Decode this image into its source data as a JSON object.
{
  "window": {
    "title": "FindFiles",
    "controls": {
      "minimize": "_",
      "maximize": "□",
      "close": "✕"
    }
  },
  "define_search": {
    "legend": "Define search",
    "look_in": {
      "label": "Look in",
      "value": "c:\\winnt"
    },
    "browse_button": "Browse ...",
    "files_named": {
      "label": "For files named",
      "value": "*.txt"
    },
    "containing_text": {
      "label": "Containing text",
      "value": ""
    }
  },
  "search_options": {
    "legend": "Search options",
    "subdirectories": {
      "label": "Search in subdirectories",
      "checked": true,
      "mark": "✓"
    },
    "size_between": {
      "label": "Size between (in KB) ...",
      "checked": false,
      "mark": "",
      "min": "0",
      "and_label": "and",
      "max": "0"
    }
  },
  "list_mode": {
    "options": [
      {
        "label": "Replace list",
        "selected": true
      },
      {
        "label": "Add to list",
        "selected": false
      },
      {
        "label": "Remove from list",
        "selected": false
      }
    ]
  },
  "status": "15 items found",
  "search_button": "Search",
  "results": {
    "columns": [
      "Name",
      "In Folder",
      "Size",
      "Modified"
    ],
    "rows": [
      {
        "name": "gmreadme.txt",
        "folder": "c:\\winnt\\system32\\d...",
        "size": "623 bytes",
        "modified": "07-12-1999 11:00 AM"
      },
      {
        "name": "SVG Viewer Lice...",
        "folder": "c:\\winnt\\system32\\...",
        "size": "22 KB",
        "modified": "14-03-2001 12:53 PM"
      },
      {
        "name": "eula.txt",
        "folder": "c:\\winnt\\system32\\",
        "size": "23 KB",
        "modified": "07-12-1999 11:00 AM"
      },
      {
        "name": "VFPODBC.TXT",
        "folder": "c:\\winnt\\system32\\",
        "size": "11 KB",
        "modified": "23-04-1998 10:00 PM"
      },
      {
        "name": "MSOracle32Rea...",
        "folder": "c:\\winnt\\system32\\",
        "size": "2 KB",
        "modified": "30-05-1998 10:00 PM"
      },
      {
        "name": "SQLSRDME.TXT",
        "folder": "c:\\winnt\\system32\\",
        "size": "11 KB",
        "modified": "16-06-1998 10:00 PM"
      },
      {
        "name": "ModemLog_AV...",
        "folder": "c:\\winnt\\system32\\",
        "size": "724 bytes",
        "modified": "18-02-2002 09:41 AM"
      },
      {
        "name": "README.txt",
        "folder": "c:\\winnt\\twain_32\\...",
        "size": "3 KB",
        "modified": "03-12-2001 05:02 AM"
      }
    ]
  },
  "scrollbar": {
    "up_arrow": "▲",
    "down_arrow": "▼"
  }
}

============

Reproduce the full listing word for word.

Expected output ▸
Decode this image into its source data as a JSON object.
{
  "window": {
    "title": "FindFiles",
    "controls": {
      "minimize": "_",
      "maximize": "□",
      "close": "✕"
    }
  },
  "define_search": {
    "legend": "Define search",
    "look_in": {
      "label": "Look in",
      "value": "c:\\winnt"
    },
    "browse_button": "Browse ...",
    "files_named": {
      "label": "For files named",
      "value": "*.txt"
    },
    "containing_text": {
      "label": "Containing text",
      "value": ""
    }
  },
  "search_options": {
    "legend": "Search options",
    "subdirectories": {
      "label": "Search in subdirectories",
      "checked": true,
      "mark": "✓"
    },
    "size_between": {
      "label": "Size between (in KB) ...",
      "checked": false,
      "mark": "",
      "min": "0",
      "and_label": "and",
      "max": "0"
    }
  },
  "list_mode": {
    "options": [
      {
        "label": "Replace list",
        "selected": true
      },
      {
        "label": "Add to list",
        "selected": false
      },
      {
        "label": "Remove from list",
        "selected": false
      }
    ]
  },
  "status": "15 items found",
  "search_button": "Search",
  "results": {
    "columns": [
      "Name",
      "In Folder",
      "Size",
      "Modified"
    ],
    "rows": [
      {
        "name": "gmreadme.txt",
        "folder": "c:\\winnt\\system32\\d...",
        "size": "623 bytes",
        "modified": "07-12-1999 11:00 AM"
      },
      {
        "name": "SVG Viewer Lice...",
        "folder": "c:\\winnt\\system32\\...",
        "size": "22 KB",
        "modified": "14-03-2001 12:53 PM"
      },
      {
        "name": "eula.txt",
        "folder": "c:\\winnt\\system32\\",
        "size": "23 KB",
        "modified": "07-12-1999 11:00 AM"
      },
      {
        "name": "VFPODBC.TXT",
        "folder": "c:\\winnt\\system32\\",
        "size": "11 KB",
        "modified": "23-04-1998 10:00 PM"
      },
      {
        "name": "MSOracle32Rea...",
        "folder": "c:\\winnt\\system32\\",
        "size": "2 KB",
        "modified": "30-05-1998 10:00 PM"
      },
      {
        "name": "SQLSRDME.TXT",
        "folder": "c:\\winnt\\system32\\",
        "size": "11 KB",
        "modified": "16-06-1998 10:00 PM"
      },
      {
        "name": "ModemLog_AV...",
        "folder": "c:\\winnt\\system32\\",
        "size": "724 bytes",
        "modified": "18-02-2002 09:41 AM"
      },
      {
        "name": "README.txt",
        "folder": "c:\\winnt\\twain_32\\...",
        "size": "3 KB",
        "modified": "03-12-2001 05:02 AM"
      }
    ]
  },
  "scrollbar": {
    "up_arrow": "▲",
    "down_arrow": "▼"
  }
}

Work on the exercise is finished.